Gather the lines that hold the string "Вера".

Stored data
□ □ □ □ □ □ □
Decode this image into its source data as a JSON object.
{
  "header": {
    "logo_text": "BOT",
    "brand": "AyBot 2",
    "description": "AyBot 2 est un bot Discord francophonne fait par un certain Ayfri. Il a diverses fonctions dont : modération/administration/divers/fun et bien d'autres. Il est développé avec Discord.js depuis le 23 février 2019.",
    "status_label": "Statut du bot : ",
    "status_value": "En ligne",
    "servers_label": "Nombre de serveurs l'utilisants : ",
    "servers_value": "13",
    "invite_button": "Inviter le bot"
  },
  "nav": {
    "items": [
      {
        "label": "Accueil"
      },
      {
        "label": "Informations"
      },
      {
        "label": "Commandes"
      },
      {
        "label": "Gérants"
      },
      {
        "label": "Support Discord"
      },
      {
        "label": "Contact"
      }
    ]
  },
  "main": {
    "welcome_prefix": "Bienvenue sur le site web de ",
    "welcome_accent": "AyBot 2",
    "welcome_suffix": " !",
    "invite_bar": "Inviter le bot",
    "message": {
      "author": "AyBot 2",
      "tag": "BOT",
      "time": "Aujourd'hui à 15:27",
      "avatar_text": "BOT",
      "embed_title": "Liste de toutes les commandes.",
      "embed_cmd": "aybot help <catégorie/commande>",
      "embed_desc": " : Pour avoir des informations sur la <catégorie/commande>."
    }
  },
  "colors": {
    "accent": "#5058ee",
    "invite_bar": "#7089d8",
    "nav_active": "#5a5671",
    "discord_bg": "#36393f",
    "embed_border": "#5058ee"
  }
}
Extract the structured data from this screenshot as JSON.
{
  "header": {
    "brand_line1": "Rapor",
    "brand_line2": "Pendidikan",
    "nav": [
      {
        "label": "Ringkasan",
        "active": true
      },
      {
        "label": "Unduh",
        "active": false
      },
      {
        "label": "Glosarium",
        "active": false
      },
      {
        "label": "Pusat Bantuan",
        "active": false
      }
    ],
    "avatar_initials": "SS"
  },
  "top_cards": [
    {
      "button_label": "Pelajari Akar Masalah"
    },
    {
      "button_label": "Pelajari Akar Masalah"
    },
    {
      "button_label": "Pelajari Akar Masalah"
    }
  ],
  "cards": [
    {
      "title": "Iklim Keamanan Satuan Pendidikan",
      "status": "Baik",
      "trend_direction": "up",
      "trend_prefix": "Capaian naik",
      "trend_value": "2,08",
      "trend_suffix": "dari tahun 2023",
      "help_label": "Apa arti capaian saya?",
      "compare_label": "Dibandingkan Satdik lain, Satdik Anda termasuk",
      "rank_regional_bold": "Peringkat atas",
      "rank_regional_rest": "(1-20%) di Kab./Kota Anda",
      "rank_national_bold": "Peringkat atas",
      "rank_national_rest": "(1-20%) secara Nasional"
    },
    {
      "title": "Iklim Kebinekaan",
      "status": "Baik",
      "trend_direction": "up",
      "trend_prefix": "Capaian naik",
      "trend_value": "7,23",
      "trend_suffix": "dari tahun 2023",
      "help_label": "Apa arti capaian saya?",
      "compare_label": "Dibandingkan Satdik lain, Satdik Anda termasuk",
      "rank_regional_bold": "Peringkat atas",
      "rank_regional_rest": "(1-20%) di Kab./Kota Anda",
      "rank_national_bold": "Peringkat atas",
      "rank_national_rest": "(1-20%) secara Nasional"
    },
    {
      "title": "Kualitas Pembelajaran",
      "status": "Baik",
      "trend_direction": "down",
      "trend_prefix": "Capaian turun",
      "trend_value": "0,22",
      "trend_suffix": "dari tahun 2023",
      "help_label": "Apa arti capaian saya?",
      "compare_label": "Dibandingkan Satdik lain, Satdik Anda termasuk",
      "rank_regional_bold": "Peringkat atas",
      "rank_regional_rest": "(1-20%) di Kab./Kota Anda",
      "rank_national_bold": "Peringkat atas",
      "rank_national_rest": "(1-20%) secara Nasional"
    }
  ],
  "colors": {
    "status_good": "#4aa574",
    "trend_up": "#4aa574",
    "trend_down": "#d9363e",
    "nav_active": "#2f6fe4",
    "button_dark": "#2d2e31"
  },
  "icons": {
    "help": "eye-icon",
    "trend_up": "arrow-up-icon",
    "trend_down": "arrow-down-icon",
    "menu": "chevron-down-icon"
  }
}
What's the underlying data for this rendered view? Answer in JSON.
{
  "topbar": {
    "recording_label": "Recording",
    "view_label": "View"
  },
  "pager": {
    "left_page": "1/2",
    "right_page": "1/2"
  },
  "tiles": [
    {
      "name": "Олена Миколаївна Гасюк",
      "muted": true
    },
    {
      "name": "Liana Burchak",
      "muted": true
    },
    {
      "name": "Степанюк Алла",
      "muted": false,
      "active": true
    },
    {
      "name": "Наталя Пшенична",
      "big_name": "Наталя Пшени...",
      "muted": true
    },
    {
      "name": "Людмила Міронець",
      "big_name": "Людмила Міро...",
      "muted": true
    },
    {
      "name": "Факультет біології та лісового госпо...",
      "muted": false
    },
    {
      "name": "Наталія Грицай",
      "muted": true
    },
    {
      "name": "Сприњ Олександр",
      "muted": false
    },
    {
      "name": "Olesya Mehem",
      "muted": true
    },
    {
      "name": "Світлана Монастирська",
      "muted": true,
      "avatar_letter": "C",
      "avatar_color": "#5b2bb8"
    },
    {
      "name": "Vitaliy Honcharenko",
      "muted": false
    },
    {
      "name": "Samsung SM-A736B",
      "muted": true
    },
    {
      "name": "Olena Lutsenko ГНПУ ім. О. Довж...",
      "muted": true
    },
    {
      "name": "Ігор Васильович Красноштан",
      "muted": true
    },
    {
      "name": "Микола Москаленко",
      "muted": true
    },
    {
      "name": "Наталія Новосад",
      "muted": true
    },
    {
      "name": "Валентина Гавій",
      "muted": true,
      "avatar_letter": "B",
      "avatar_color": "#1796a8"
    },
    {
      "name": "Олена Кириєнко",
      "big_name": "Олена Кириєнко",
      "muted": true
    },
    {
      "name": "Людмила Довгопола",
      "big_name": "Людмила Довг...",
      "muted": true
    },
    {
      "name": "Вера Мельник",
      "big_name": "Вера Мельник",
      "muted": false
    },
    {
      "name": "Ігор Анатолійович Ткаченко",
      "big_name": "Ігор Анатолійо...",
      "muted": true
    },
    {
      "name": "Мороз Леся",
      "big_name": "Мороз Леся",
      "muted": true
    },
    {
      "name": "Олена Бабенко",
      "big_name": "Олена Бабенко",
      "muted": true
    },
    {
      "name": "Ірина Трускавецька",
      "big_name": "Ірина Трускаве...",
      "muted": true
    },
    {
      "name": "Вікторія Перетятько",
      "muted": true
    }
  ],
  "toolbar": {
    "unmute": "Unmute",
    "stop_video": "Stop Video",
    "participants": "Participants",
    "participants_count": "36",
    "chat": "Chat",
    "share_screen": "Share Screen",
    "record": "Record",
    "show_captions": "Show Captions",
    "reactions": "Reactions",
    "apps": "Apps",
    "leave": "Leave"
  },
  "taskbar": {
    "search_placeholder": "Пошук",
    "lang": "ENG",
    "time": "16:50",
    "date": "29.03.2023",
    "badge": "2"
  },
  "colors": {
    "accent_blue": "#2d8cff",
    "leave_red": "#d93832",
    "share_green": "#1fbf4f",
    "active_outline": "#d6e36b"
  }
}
□ □ □ □ □ □ □
▶ **Answer in full**
      "name": "Вера Мельник",
      "big_name": "Вера Мельник",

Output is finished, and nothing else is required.